Data entries for graphics:

********************

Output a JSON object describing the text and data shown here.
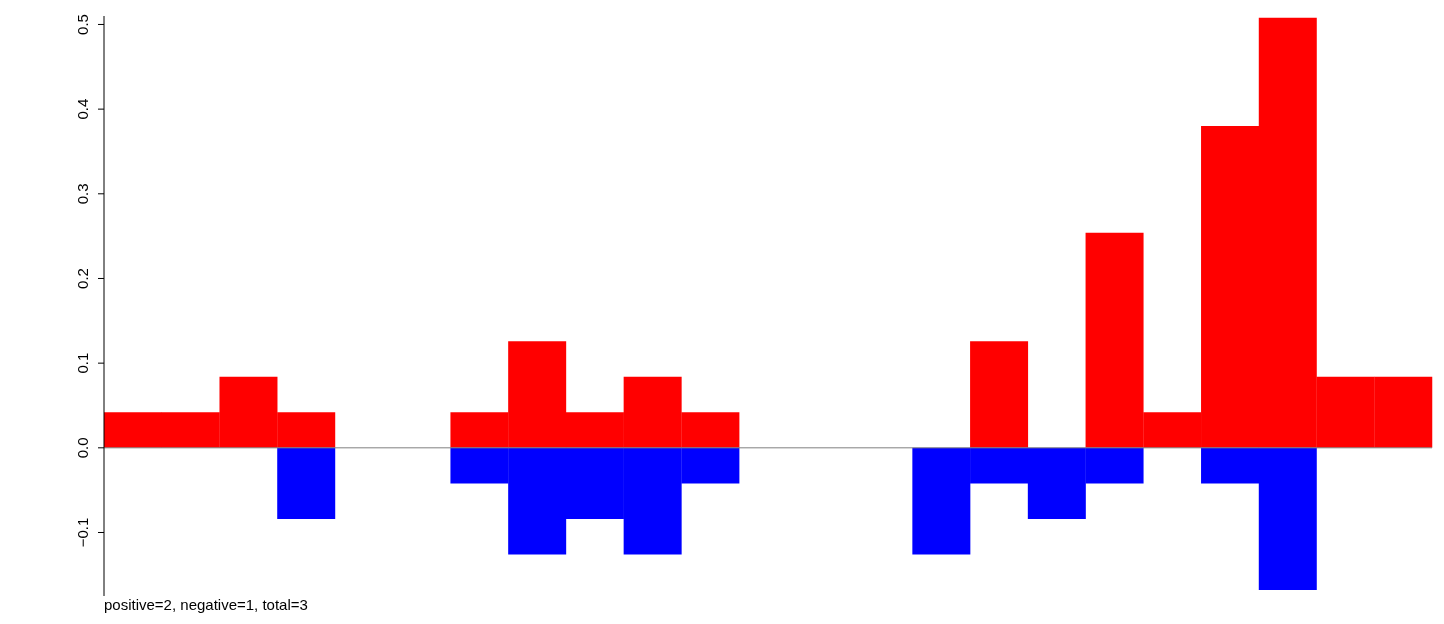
{
  "chart_data": {
    "type": "bar",
    "stacked": true,
    "categories": [
      null,
      null,
      null,
      null,
      null,
      null,
      null,
      null,
      null,
      null,
      null,
      null,
      null,
      null,
      null,
      null,
      null,
      null,
      null,
      null,
      null,
      null,
      null
    ],
    "series": [
      {
        "color": "#ff0000",
        "values": [
          0.042,
          0.042,
          0.084,
          0.042,
          null,
          null,
          0.042,
          0.126,
          0.042,
          0.084,
          0.042,
          null,
          null,
          null,
          null,
          0.126,
          null,
          0.254,
          0.042,
          0.38,
          0.508,
          0.084,
          0.084
        ]
      },
      {
        "color": "#0000ff",
        "values": [
          null,
          null,
          null,
          -0.084,
          null,
          null,
          -0.042,
          -0.126,
          -0.084,
          -0.126,
          -0.042,
          null,
          null,
          null,
          -0.126,
          -0.042,
          -0.084,
          -0.042,
          null,
          -0.042,
          -0.168,
          null,
          null
        ]
      }
    ],
    "ylim": [
      -0.175,
      0.51
    ],
    "yticks": [
      {
        "value": -0.1,
        "label": "−0.1"
      },
      {
        "value": 0,
        "label": "0.0"
      },
      {
        "value": 0.1,
        "label": "0.1"
      },
      {
        "value": 0.2,
        "label": "0.2"
      },
      {
        "value": 0.3,
        "label": "0.3"
      },
      {
        "value": 0.4,
        "label": "0.4"
      },
      {
        "value": 0.5,
        "label": "0.5"
      }
    ],
    "tick_labels": "y",
    "grid": false,
    "legend": false,
    "ref_lines": [
      {
        "axis": "y",
        "value": 0,
        "color": "#808080"
      }
    ],
    "annotations": [
      "positive=2, negative=1, total=3"
    ]
  }
}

********************

What is being asked:
How many lines in the listing above contain "color"? Answer with the number alone.

Output for this task:
3